#### DATA SHOWN

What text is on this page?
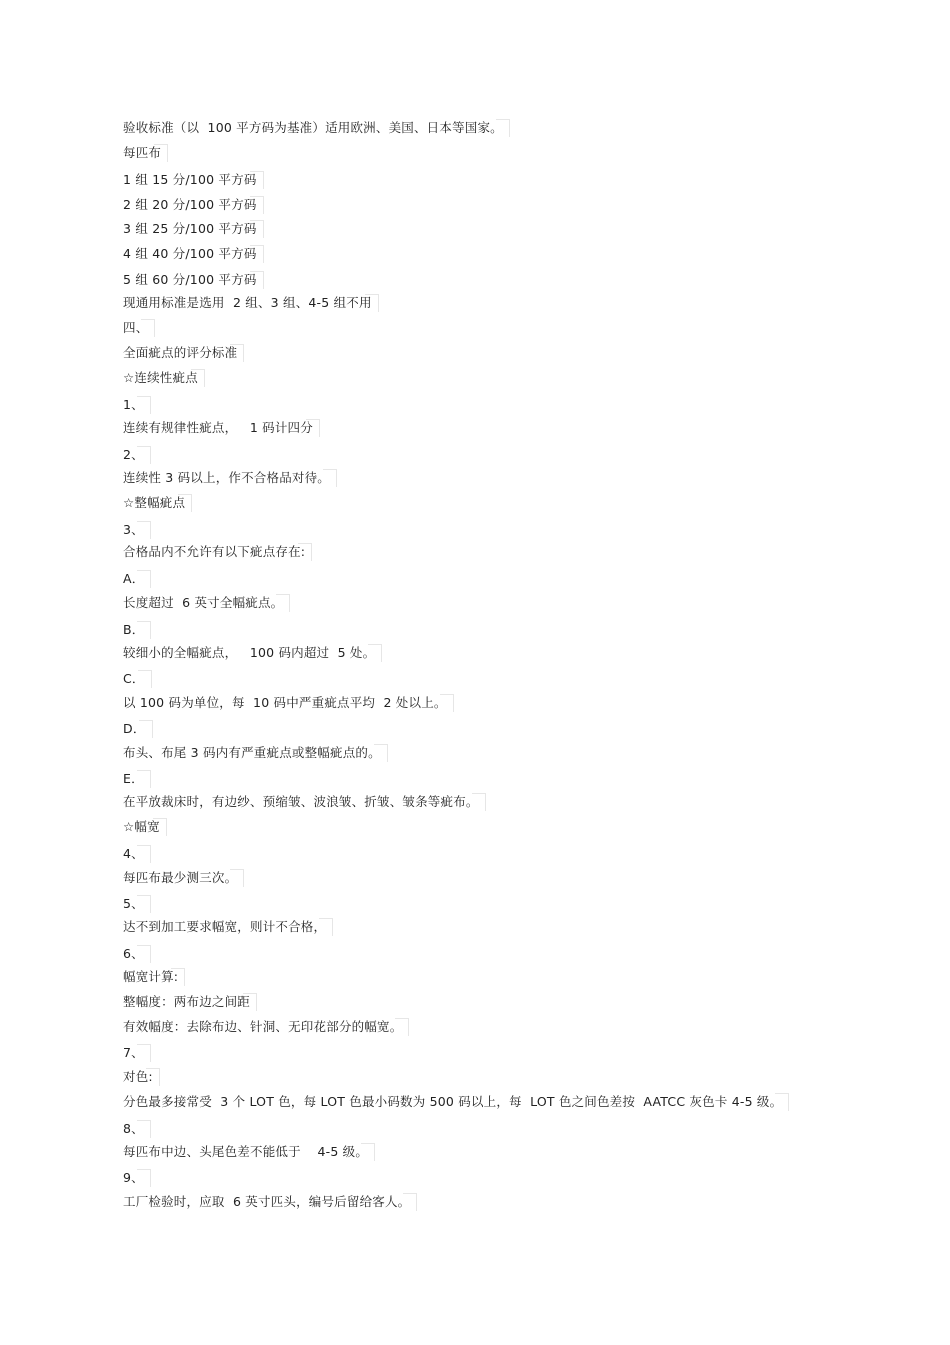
验收标准（以  100 平方码为基准）适用欧洲、美国、日本等国家。
每匹布
1 组 15 分/100 平方码
2 组 20 分/100 平方码
3 组 25 分/100 平方码
4 组 40 分/100 平方码
5 组 60 分/100 平方码
现通用标准是选用  2 组、3 组、4-5 组不用
四、
全面疵点的评分标准
☆连续性疵点
1、
连续有规律性疵点，   1 码计四分
2、
连续性 3 码以上，作不合格品对待。
☆整幅疵点
3、
合格品内不允许有以下疵点存在:
A．
长度超过  6 英寸全幅疵点。
B．
较细小的全幅疵点，   100 码内超过  5 处。
C．
以 100 码为单位，每  10 码中严重疵点平均  2 处以上。
D．
布头、布尾 3 码内有严重疵点或整幅疵点的。
E．
在平放裁床时，有边纱、预缩皱、波浪皱、折皱、皱条等疵布。
☆幅宽
4、
每匹布最少测三次。
5、
达不到加工要求幅宽，则计不合格，
6、
幅宽计算:
整幅度：两布边之间距
有效幅度：去除布边、针洞、无印花部分的幅宽。
7、
对色:
分色最多接常受  3 个 LOT 色，每 LOT 色最小码数为 500 码以上，每  LOT 色之间色差按  AATCC 灰色卡 4-5 级。
8、
每匹布中边、头尾色差不能低于    4-5 级。
9、
工厂检验时，应取  6 英寸匹头，编号后留给客人。
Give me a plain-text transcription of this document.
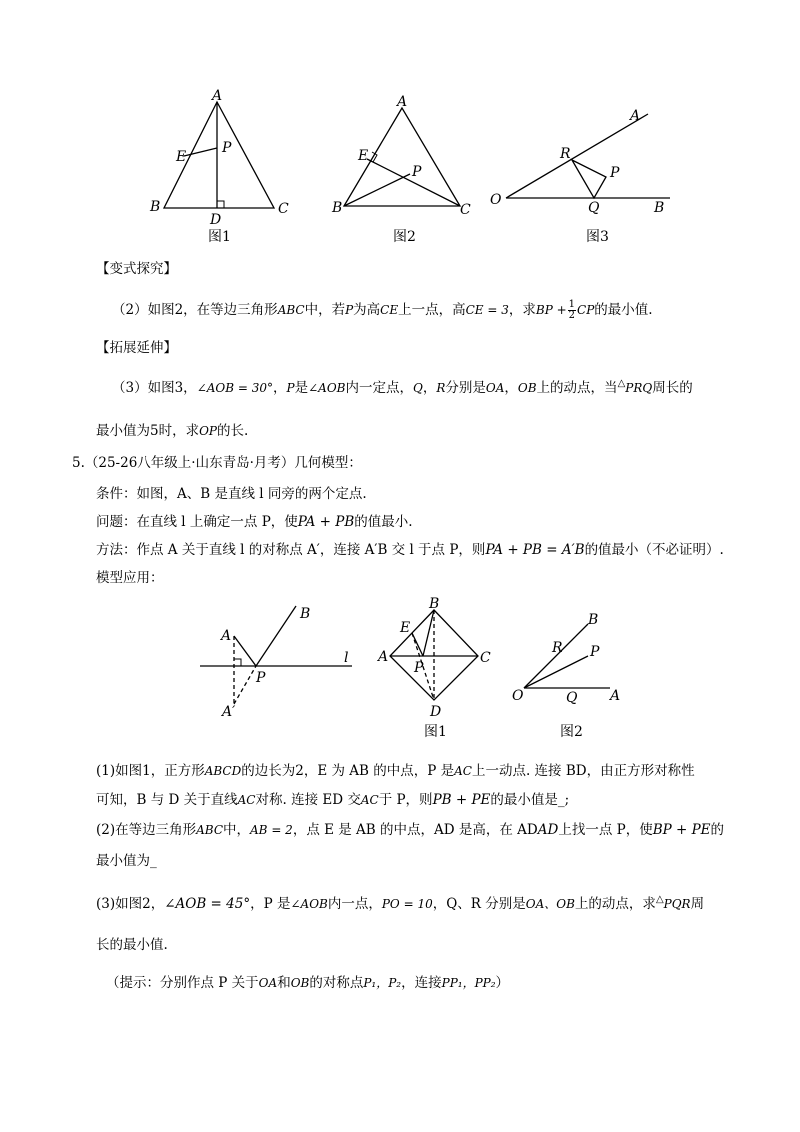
A
E
P
B
D
C
图1
A
E
P
B	C
图2
A
R
P
O	Q	B
图3
【变式探究】
（2）如图2，在等边三角形ABC中，若P为高CE上一点，高CE = 3，求BP + $\frac{1}{2}$ CP的最小值.
【拓展延伸】
（3）如图3，∠AOB = 30°，P是∠AOB内一定点，Q，R分别是OA，OB上的动点，当△PRQ周长的
最小值为5时，求OP的长.
5.（25-26八年级上·山东青岛·月考）几何模型：
条件：如图，A、B 是直线 l 同旁的两个定点.
问题：在直线 l 上确定一点 P，使PA + PB的值最小.
方法：作点 A 关于直线 l 的对称点 A′，连接 A′B 交 l 于点 P，则PA + PB = A′B的值最小（不必证明）.
模型应用：
B
A
l
P
A′
B
E
A
P
C
D
图1
B
R P
O	Q A
图2
(1)如图1，正方形ABCD的边长为2，E 为 AB 的中点，P 是AC上一动点. 连接 BD，由正方形对称性
可知，B 与 D 关于直线AC对称. 连接 ED 交AC于 P，则PB + PE的最小值是_;
(2)在等边三角形ABC中，AB = 2，点 E 是 AB 的中点，AD 是高，在 ADAD上找一点 P，使BP + PE的
最小值为_
(3)如图2，∠AOB = 45°，P 是∠AOB内一点，PO = 10，Q、R 分别是OA、OB上的动点，求△PQR周
长的最小值.
（提示：分别作点 P 关于OA和OB的对称点P₁，P₂，连接PP₁，PP₂）
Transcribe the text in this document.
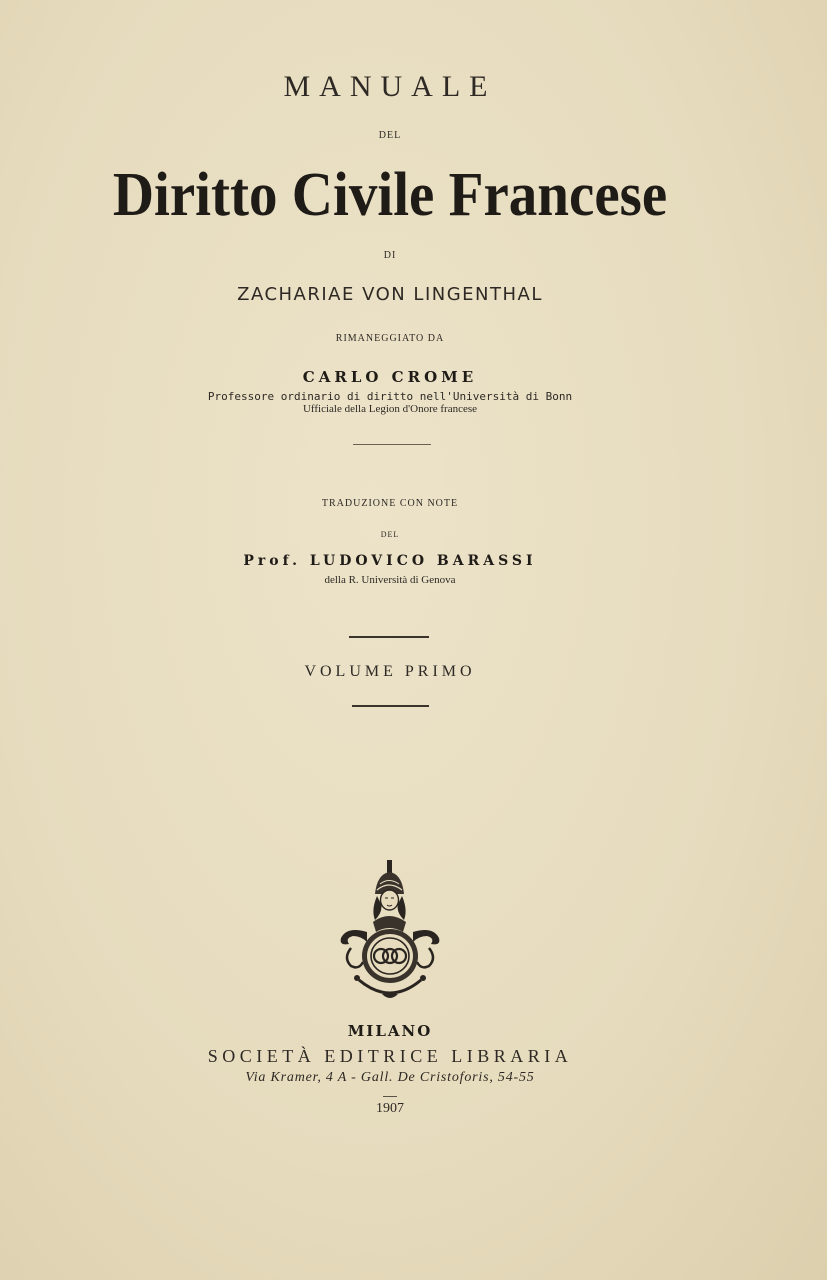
MANUALE
DEL
Diritto Civile Francese
DI
ZACHARIAE VON LINGENTHAL
RIMANEGGIATO DA
CARLO CROME
Professore ordinario di diritto nell'Università di Bonn
Ufficiale della Legion d'Onore francese
TRADUZIONE CON NOTE
DEL
Prof. LUDOVICO BARASSI
della R. Università di Genova
VOLUME PRIMO
MILANO
SOCIETÀ EDITRICE LIBRARIA
Via Kramer, 4 A - Gall. De Cristoforis, 54-55
1907
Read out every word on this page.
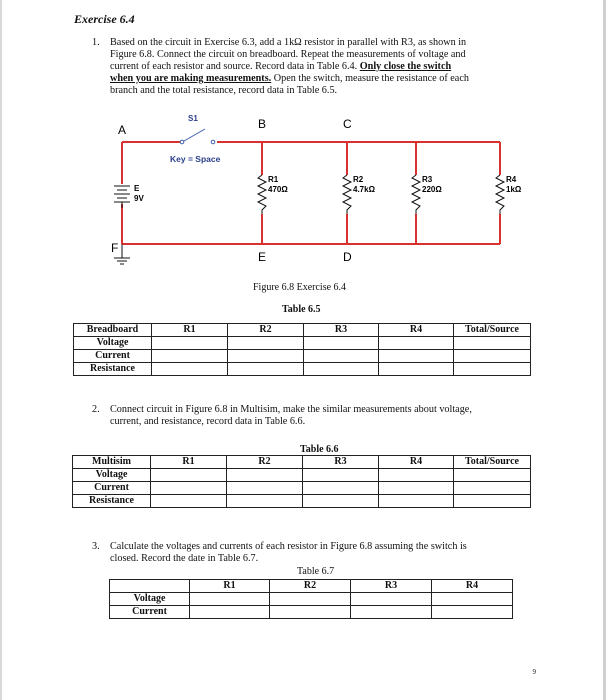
Exercise 6.4
1. Based on the circuit in Exercise 6.3, add a 1kΩ resistor in parallel with R3, as shown in
Figure 6.8. Connect the circuit on breadboard. Repeat the measurements of voltage and
current of each resistor and source. Record data in Table 6.4. Only close the switch
when you are making measurements. Open the switch, measure the resistance of each
branch and the total resistance, record data in Table 6.5.
S1
Key = Space
E
9V
R1
470Ω
R2
4.7kΩ
R3
220Ω
R4
1kΩ
A	B	C
E	D
F
Figure 6.8 Exercise 6.4
Table 6.5
Breadboard	R1	R2	R3	R4	Total/Source
Voltage					
Current					
Resistance					
2. Connect circuit in Figure 6.8 in Multisim, make the similar measurements about voltage,
current, and resistance, record data in Table 6.6.
Table 6.6
Multisim	R1	R2	R3	R4	Total/Source
Voltage					
Current					
Resistance					
3. Calculate the voltages and currents of each resistor in Figure 6.8 assuming the switch is
closed. Record the date in Table 6.7.
Table 6.7
	R1	R2	R3	R4
Voltage				
Current				
9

########

Your output should consist solely of the lines from the line containing "Read out every word on this page." through the last line of the entries, verbatim, minus any pictures.

Read out every word on this page.
Exercise 6.4
1. Based on the circuit in Exercise 6.3, add a 1kΩ resistor in parallel with R3, as shown in
Figure 6.8. Connect the circuit on breadboard. Repeat the measurements of voltage and
current of each resistor and source. Record data in Table 6.4. Only close the switch
when you are making measurements. Open the switch, measure the resistance of each
branch and the total resistance, record data in Table 6.5.
S1
Key = Space
E
9V
R1
470Ω
R2
4.7kΩ
R3
220Ω
R4
1kΩ
A	B	C
E	D
F
Figure 6.8 Exercise 6.4
Table 6.5
Breadboard	R1	R2	R3	R4	Total/Source
Voltage					
Current					
Resistance					
2. Connect circuit in Figure 6.8 in Multisim, make the similar measurements about voltage,
current, and resistance, record data in Table 6.6.
Table 6.6
Multisim	R1	R2	R3	R4	Total/Source
Voltage					
Current					
Resistance					
3. Calculate the voltages and currents of each resistor in Figure 6.8 assuming the switch is
closed. Record the date in Table 6.7.
Table 6.7
	R1	R2	R3	R4
Voltage				
Current				
9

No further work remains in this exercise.